Given problem
Each line of the material below should be reproduced exactly.
━━━
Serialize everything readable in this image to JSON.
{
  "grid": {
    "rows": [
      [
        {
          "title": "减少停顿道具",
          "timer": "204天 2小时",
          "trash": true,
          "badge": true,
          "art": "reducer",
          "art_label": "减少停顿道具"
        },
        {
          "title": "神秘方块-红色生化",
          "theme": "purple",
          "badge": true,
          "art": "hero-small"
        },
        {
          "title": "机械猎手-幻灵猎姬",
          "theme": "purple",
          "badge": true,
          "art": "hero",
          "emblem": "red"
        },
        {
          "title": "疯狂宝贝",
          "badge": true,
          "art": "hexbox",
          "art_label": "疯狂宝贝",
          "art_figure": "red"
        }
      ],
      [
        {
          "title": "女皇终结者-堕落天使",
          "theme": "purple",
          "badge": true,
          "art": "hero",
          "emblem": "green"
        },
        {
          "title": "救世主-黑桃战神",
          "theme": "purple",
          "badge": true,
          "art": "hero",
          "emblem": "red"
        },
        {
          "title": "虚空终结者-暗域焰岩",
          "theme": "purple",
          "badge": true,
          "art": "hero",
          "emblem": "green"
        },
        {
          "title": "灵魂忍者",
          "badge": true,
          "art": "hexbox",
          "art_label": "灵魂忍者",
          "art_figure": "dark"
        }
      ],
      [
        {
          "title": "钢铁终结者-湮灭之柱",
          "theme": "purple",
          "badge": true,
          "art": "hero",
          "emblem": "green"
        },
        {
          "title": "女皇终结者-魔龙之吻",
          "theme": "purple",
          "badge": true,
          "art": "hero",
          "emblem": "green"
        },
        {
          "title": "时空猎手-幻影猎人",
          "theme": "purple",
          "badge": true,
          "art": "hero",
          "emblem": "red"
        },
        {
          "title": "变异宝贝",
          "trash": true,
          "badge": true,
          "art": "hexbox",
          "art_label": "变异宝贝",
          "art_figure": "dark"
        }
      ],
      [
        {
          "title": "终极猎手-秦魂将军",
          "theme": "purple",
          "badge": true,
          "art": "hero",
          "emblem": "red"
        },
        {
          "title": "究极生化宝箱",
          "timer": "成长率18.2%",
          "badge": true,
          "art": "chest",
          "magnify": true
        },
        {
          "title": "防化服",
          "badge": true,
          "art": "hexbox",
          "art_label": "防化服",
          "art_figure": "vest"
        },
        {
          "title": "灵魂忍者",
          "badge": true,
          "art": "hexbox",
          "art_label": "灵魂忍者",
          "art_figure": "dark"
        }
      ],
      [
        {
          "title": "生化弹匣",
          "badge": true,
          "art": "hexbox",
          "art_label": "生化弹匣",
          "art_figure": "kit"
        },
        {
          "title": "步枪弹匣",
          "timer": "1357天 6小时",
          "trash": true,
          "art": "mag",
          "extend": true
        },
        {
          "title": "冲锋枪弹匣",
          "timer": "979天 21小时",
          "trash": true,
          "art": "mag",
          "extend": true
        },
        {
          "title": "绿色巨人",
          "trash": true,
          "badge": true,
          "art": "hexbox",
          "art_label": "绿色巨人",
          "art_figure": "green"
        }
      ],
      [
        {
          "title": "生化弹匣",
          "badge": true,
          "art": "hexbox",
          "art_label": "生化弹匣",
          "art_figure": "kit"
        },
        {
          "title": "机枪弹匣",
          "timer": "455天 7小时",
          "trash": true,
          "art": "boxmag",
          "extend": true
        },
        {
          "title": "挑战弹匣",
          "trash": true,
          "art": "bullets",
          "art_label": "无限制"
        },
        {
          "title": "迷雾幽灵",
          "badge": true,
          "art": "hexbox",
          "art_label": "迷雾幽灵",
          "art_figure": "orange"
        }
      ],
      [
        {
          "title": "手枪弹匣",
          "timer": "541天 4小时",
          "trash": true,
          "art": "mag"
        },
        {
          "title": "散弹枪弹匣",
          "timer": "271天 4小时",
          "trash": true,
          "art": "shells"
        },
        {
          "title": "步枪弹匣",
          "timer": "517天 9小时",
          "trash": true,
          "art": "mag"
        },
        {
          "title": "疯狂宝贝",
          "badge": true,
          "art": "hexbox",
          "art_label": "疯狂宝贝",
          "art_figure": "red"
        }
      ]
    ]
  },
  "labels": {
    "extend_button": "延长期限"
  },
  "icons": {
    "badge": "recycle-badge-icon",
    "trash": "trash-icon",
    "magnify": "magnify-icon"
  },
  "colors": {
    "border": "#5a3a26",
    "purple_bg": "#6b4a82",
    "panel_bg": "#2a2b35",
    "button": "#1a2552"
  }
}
━━━
Task answer
Serialize everything readable in this image to JSON.
{
  "grid": {
    "rows": [
      [
        {
          "title": "减少停顿道具",
          "timer": "204天 2小时",
          "trash": true,
          "badge": true,
          "art": "reducer",
          "art_label": "减少停顿道具"
        },
        {
          "title": "神秘方块-红色生化",
          "theme": "purple",
          "badge": true,
          "art": "hero-small"
        },
        {
          "title": "机械猎手-幻灵猎姬",
          "theme": "purple",
          "badge": true,
          "art": "hero",
          "emblem": "red"
        },
        {
          "title": "疯狂宝贝",
          "badge": true,
          "art": "hexbox",
          "art_label": "疯狂宝贝",
          "art_figure": "red"
        }
      ],
      [
        {
          "title": "女皇终结者-堕落天使",
          "theme": "purple",
          "badge": true,
          "art": "hero",
          "emblem": "green"
        },
        {
          "title": "救世主-黑桃战神",
          "theme": "purple",
          "badge": true,
          "art": "hero",
          "emblem": "red"
        },
        {
          "title": "虚空终结者-暗域焰岩",
          "theme": "purple",
          "badge": true,
          "art": "hero",
          "emblem": "green"
        },
        {
          "title": "灵魂忍者",
          "badge": true,
          "art": "hexbox",
          "art_label": "灵魂忍者",
          "art_figure": "dark"
        }
      ],
      [
        {
          "title": "钢铁终结者-湮灭之柱",
          "theme": "purple",
          "badge": true,
          "art": "hero",
          "emblem": "green"
        },
        {
          "title": "女皇终结者-魔龙之吻",
          "theme": "purple",
          "badge": true,
          "art": "hero",
          "emblem": "green"
        },
        {
          "title": "时空猎手-幻影猎人",
          "theme": "purple",
          "badge": true,
          "art": "hero",
          "emblem": "red"
        },
        {
          "title": "变异宝贝",
          "trash": true,
          "badge": true,
          "art": "hexbox",
          "art_label": "变异宝贝",
          "art_figure": "dark"
        }
      ],
      [
        {
          "title": "终极猎手-秦魂将军",
          "theme": "purple",
          "badge": true,
          "art": "hero",
          "emblem": "red"
        },
        {
          "title": "究极生化宝箱",
          "timer": "成长率18.2%",
          "badge": true,
          "art": "chest",
          "magnify": true
        },
        {
          "title": "防化服",
          "badge": true,
          "art": "hexbox",
          "art_label": "防化服",
          "art_figure": "vest"
        },
        {
          "title": "灵魂忍者",
          "badge": true,
          "art": "hexbox",
          "art_label": "灵魂忍者",
          "art_figure": "dark"
        }
      ],
      [
        {
          "title": "生化弹匣",
          "badge": true,
          "art": "hexbox",
          "art_label": "生化弹匣",
          "art_figure": "kit"
        },
        {
          "title": "步枪弹匣",
          "timer": "1357天 6小时",
          "trash": true,
          "art": "mag",
          "extend": true
        },
        {
          "title": "冲锋枪弹匣",
          "timer": "979天 21小时",
          "trash": true,
          "art": "mag",
          "extend": true
        },
        {
          "title": "绿色巨人",
          "trash": true,
          "badge": true,
          "art": "hexbox",
          "art_label": "绿色巨人",
          "art_figure": "green"
        }
      ],
      [
        {
          "title": "生化弹匣",
          "badge": true,
          "art": "hexbox",
          "art_label": "生化弹匣",
          "art_figure": "kit"
        },
        {
          "title": "机枪弹匣",
          "timer": "455天 7小时",
          "trash": true,
          "art": "boxmag",
          "extend": true
        },
        {
          "title": "挑战弹匣",
          "trash": true,
          "art": "bullets",
          "art_label": "无限制"
        },
        {
          "title": "迷雾幽灵",
          "badge": true,
          "art": "hexbox",
          "art_label": "迷雾幽灵",
          "art_figure": "orange"
        }
      ],
      [
        {
          "title": "手枪弹匣",
          "timer": "541天 4小时",
          "trash": true,
          "art": "mag"
        },
        {
          "title": "散弹枪弹匣",
          "timer": "271天 4小时",
          "trash": true,
          "art": "shells"
        },
        {
          "title": "步枪弹匣",
          "timer": "517天 9小时",
          "trash": true,
          "art": "mag"
        },
        {
          "title": "疯狂宝贝",
          "badge": true,
          "art": "hexbox",
          "art_label": "疯狂宝贝",
          "art_figure": "red"
        }
      ]
    ]
  },
  "labels": {
    "extend_button": "延长期限"
  },
  "icons": {
    "badge": "recycle-badge-icon",
    "trash": "trash-icon",
    "magnify": "magnify-icon"
  },
  "colors": {
    "border": "#5a3a26",
    "purple_bg": "#6b4a82",
    "panel_bg": "#2a2b35",
    "button": "#1a2552"
  }
}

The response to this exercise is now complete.